FIG. 3 is a block circuit diagram of an advantageous operating unit
9 for the radio receiver 0 according to FIG. 1. The operating unit
9 comprises waveband selector keys 17, programmable memory location
selector keys 18, a "best quality" key 30, a reception frequency
input and channel number input 19 with numerical keyboard as well
as a station memory 20. The keys 17, 18 are connected to both the
station memory 20 and a control unit 24 which is identical to
control unit 3 or built separately in the radio receiver. The input
unit 19 is connected to the control unit 24. The memory selector
keys 18, like the channel number input 19, are suitable for setting
the operation of both VHF-FM reception and DAB. When programming
the memory location selector keys 17, the control unit registers
whether the station in waveband X assigned to a station key Y can
also be received via DAB. If this is the case then, automatically
or after operating key 30 or the DAB band key 17, the corresponding
station location is assigned to the same station key 18 for the DAB
band and the corresponding data for the station tuning is stored in
the appropriate location in the station memory 20. Programming can
thus be simplified. This method of programming can also be carried
out in the opposite direction, i.e. from DAB band locations to
other reception band locations.
In the present example in FIG. 3, it has been established, by the
control unit through evaluating the first control signals, that the
stations NDR 2 and FFN can also be received via DAB. The
corresponding station location is automatically entered in the
memory locations for the corresponding keys 18 (1 and 4) in the DAB
band. The chief purpose of the operating unit is that a station
selected by the user is always offered to him/her in the best
reproduction quality. In doing this, under certain circumstances,
he/she may only become aware through the reproduction quality or
the display unit 10, of the fact that when calling up a VHF-FM or
another analog station, the receiver automatically changes to DAB
or DSR reception.

Given instruction 1: Pull out every line in the entries below that contains the string "safety".

Records:
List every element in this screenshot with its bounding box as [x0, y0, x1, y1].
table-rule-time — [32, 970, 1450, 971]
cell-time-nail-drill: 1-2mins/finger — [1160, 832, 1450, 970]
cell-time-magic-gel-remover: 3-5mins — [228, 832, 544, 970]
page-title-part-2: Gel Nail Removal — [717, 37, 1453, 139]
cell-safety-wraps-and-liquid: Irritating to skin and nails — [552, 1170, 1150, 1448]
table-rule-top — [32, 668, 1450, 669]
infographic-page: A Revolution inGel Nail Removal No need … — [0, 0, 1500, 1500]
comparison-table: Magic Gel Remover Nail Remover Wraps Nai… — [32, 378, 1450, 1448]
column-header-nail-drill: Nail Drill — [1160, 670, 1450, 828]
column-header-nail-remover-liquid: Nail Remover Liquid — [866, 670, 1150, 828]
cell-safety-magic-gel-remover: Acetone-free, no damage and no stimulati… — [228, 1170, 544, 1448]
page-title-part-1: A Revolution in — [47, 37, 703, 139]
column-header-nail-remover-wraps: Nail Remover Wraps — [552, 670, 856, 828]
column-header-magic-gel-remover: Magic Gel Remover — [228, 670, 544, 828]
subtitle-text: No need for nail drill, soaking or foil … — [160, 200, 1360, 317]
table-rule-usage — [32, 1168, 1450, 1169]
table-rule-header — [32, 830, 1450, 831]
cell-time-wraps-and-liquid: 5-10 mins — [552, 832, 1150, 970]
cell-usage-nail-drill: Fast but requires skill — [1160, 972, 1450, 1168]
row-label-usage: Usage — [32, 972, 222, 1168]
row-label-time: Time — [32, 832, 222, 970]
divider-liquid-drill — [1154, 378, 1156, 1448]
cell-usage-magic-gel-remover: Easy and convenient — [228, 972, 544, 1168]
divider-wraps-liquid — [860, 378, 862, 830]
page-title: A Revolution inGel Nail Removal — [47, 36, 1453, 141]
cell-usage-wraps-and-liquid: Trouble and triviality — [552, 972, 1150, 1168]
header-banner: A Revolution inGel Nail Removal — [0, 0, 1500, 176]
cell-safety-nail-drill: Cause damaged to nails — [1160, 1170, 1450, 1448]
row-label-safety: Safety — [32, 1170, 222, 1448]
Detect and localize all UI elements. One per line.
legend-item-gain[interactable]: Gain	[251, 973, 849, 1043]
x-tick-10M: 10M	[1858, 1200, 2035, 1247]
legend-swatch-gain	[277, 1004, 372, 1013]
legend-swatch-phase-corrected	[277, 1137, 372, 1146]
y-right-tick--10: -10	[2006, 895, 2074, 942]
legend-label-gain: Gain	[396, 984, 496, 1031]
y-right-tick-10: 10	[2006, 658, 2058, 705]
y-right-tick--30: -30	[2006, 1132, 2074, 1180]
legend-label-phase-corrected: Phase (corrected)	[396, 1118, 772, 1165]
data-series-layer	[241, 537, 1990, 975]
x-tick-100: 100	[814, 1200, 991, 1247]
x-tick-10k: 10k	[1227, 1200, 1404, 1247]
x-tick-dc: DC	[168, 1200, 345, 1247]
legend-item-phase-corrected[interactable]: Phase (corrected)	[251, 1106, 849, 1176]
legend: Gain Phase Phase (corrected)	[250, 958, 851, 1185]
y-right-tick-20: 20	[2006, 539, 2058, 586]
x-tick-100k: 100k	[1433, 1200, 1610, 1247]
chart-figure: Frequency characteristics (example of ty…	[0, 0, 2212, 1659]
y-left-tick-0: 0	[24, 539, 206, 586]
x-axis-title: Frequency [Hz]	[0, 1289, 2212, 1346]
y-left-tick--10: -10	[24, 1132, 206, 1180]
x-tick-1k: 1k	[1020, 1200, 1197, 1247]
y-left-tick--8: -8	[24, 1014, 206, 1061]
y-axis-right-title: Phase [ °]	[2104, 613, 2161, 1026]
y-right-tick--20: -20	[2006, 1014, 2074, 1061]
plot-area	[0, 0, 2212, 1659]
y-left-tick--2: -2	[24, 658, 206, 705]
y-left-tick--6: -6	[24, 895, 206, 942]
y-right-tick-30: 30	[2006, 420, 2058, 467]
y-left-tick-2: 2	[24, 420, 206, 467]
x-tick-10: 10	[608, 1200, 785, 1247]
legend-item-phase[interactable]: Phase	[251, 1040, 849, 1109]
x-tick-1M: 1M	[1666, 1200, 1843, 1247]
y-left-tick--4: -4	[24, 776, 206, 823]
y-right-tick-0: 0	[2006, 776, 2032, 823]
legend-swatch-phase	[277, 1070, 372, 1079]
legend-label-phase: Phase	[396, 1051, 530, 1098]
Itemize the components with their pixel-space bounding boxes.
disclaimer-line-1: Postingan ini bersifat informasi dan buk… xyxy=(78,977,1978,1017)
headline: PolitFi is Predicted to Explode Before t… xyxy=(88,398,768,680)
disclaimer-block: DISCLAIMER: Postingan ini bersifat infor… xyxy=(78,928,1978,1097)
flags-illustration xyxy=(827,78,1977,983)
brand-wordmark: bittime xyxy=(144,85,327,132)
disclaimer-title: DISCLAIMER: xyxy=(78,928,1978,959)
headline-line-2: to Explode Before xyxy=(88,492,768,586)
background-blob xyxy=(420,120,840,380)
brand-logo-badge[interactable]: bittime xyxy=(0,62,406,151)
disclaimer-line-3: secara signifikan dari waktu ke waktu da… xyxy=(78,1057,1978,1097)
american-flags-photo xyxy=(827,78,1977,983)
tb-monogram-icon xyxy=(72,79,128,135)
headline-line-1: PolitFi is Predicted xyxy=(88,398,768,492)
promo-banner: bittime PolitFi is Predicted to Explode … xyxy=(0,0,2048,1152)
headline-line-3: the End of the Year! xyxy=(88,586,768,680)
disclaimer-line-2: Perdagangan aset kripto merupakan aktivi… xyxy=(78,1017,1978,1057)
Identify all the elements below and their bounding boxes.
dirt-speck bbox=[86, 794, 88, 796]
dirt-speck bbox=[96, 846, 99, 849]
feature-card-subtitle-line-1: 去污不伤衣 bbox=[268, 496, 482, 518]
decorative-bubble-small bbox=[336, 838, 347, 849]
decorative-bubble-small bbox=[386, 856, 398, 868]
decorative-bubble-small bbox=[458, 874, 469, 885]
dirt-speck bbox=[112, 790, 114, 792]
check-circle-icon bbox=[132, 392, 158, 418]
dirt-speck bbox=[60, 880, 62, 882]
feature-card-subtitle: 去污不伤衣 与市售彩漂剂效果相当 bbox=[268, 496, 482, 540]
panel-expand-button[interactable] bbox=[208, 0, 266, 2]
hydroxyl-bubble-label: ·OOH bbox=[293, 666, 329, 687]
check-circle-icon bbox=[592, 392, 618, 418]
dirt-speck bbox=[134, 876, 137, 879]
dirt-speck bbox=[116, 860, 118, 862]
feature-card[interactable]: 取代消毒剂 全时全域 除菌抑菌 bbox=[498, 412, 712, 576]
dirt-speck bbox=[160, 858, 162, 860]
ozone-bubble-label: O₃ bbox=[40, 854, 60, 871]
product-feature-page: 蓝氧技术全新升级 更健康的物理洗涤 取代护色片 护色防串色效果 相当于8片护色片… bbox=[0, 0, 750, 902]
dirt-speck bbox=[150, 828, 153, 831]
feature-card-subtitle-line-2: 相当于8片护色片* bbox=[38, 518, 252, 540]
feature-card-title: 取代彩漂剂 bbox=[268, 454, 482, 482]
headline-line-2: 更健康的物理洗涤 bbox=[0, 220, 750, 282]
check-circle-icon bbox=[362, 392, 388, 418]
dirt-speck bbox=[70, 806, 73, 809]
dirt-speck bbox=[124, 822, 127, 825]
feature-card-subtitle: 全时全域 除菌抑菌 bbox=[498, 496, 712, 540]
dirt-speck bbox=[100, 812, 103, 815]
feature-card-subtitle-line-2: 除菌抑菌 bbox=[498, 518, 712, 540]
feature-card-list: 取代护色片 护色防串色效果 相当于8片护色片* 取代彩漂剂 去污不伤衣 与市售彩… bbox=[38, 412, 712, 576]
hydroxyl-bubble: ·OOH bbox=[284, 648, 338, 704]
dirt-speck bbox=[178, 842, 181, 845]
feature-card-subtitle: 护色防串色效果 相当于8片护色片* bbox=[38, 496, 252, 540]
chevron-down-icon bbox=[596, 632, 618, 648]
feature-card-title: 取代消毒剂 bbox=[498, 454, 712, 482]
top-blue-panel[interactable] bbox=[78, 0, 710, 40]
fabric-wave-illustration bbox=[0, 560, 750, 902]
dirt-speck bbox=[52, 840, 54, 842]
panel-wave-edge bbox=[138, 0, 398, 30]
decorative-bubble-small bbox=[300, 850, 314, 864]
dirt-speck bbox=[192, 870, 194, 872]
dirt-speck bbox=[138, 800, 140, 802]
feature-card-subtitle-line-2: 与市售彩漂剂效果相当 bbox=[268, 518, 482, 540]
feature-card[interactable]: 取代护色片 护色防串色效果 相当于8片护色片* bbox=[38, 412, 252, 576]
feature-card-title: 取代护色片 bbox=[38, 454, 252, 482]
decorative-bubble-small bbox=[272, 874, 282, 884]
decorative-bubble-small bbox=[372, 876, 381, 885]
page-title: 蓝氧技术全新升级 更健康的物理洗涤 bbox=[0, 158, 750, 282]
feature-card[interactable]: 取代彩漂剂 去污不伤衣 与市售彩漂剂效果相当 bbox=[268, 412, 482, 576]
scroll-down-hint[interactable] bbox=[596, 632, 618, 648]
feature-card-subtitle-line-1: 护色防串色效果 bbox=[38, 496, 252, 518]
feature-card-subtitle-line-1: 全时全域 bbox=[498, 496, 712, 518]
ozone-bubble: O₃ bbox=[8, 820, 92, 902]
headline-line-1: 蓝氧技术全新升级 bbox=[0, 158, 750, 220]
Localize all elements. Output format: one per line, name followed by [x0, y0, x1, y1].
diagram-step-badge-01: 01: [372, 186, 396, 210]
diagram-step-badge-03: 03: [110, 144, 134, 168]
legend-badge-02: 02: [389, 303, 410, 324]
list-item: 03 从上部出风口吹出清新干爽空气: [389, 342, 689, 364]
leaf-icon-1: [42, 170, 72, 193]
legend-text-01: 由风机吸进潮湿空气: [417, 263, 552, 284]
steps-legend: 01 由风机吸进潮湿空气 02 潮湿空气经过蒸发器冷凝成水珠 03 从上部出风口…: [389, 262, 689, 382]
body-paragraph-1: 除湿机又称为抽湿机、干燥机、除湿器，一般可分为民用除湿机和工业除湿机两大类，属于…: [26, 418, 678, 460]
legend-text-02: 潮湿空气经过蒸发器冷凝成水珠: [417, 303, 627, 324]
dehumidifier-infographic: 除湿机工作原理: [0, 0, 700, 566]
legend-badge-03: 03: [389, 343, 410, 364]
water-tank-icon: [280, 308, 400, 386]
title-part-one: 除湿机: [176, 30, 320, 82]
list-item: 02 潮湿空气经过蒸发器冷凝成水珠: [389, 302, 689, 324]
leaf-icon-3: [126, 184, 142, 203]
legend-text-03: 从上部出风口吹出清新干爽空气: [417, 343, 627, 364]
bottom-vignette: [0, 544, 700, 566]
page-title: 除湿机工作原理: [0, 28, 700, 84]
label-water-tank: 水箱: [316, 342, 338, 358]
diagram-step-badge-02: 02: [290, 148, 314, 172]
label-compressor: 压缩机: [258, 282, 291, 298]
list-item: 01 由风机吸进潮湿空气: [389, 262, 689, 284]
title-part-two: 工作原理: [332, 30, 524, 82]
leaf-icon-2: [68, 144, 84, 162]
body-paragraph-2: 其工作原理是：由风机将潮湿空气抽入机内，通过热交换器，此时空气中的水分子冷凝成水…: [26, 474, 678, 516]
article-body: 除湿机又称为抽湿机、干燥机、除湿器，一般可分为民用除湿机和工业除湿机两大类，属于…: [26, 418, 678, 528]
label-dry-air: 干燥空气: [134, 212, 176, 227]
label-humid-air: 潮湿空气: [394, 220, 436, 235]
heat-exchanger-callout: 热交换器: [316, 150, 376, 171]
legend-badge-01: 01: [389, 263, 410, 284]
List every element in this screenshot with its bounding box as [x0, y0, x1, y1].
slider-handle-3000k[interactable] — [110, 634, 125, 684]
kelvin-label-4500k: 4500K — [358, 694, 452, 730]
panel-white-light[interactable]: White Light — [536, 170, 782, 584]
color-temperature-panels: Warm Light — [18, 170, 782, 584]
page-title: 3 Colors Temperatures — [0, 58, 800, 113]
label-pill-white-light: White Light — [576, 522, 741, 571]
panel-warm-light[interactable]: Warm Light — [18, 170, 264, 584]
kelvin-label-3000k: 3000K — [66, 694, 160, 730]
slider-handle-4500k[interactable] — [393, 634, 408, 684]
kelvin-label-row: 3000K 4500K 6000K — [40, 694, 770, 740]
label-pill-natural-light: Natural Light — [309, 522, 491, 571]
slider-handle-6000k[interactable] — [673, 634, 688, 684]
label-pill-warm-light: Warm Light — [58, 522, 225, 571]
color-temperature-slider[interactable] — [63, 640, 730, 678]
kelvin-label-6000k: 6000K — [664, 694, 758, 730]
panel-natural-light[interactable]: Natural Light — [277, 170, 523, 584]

Given instruction 2: Translate this sentence from the radio receiver passage into Spanish: "The input unit 19 is connected to the control unit 24."

Reply 1:
cell-safety-wraps-and-liquid: Irritating to skin and nails — [552, 1170, 1150, 1448]
cell-safety-magic-gel-remover: Acetone-free, no damage and no stimulati… — [228, 1170, 544, 1448]
cell-safety-nail-drill: Cause damaged to nails — [1160, 1170, 1450, 1448]
row-label-safety: Safety — [32, 1170, 222, 1448]

Reply 2: La unidad de entrada 19 está conectada a la unidad de control 24.